WORK TO COMPLETE ▸ The required output is the line containing "Give me a plain-text" through the final line of the material below, printed exactly, with no other lines.

ITEMS ▸
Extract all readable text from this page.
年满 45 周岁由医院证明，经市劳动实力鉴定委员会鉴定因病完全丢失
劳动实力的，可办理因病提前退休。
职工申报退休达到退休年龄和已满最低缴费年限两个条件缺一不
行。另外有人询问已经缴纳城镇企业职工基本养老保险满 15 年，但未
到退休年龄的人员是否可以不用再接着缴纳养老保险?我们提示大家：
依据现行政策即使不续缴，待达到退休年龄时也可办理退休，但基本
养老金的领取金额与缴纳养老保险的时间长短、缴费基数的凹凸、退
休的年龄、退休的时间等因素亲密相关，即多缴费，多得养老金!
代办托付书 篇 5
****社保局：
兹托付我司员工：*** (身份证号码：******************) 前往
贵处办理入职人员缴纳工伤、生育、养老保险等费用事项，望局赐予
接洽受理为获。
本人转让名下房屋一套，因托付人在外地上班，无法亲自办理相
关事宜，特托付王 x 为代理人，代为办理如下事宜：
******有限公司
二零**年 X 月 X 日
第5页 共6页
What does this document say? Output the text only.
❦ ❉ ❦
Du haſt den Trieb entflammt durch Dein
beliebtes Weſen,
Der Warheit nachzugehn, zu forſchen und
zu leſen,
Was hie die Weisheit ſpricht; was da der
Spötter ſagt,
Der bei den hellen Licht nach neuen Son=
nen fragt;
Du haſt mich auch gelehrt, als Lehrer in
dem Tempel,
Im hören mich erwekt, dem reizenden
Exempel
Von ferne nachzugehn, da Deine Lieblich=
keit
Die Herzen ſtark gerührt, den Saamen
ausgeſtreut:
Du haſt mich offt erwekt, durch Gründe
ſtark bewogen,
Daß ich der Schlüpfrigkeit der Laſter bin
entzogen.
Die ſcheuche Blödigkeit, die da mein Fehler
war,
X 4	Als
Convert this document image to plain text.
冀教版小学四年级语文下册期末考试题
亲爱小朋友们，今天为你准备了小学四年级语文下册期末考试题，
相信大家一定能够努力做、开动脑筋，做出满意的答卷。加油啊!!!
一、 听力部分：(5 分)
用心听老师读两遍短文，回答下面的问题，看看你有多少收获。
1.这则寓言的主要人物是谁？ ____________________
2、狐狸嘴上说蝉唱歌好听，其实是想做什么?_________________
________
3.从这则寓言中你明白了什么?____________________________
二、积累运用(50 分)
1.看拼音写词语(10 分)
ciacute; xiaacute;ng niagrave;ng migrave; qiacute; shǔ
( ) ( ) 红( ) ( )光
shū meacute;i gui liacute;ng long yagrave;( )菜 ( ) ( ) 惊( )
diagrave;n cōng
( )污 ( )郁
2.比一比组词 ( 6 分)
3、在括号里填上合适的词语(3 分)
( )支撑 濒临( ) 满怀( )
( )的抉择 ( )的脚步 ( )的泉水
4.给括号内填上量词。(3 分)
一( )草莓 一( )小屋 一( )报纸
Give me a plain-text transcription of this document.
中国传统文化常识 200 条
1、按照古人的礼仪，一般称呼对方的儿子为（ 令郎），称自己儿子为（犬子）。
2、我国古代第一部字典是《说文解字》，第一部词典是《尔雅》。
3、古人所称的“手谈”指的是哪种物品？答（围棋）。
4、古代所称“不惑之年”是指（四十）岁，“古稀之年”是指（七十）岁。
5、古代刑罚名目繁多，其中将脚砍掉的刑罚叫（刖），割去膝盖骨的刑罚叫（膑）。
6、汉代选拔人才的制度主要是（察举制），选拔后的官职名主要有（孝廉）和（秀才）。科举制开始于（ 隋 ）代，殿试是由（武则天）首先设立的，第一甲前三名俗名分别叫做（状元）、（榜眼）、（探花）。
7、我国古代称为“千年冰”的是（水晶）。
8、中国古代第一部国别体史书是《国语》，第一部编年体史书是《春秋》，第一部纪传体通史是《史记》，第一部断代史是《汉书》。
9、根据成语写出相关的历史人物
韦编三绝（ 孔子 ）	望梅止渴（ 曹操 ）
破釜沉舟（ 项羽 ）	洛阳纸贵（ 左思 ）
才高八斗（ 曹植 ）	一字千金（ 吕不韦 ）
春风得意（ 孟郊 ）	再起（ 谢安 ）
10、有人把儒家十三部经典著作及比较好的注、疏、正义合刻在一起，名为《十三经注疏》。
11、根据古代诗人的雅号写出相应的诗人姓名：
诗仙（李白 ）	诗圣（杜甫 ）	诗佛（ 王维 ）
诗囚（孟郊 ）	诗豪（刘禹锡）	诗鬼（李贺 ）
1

EXERCISE SOLUTION ▸
Give me a plain-text transcription of this document.
中国传统文化常识 200 条
1、按照古人的礼仪，一般称呼对方的儿子为（ 令郎），称自己儿子为（犬子）。
2、我国古代第一部字典是《说文解字》，第一部词典是《尔雅》。
3、古人所称的“手谈”指的是哪种物品？答（围棋）。
4、古代所称“不惑之年”是指（四十）岁，“古稀之年”是指（七十）岁。
5、古代刑罚名目繁多，其中将脚砍掉的刑罚叫（刖），割去膝盖骨的刑罚叫（膑）。
6、汉代选拔人才的制度主要是（察举制），选拔后的官职名主要有（孝廉）和（秀才）。科举制开始于（ 隋 ）代，殿试是由（武则天）首先设立的，第一甲前三名俗名分别叫做（状元）、（榜眼）、（探花）。
7、我国古代称为“千年冰”的是（水晶）。
8、中国古代第一部国别体史书是《国语》，第一部编年体史书是《春秋》，第一部纪传体通史是《史记》，第一部断代史是《汉书》。
9、根据成语写出相关的历史人物
韦编三绝（ 孔子 ）	望梅止渴（ 曹操 ）
破釜沉舟（ 项羽 ）	洛阳纸贵（ 左思 ）
才高八斗（ 曹植 ）	一字千金（ 吕不韦 ）
春风得意（ 孟郊 ）	再起（ 谢安 ）
10、有人把儒家十三部经典著作及比较好的注、疏、正义合刻在一起，名为《十三经注疏》。
11、根据古代诗人的雅号写出相应的诗人姓名：
诗仙（李白 ）	诗圣（杜甫 ）	诗佛（ 王维 ）
诗囚（孟郊 ）	诗豪（刘禹锡）	诗鬼（李贺 ）
1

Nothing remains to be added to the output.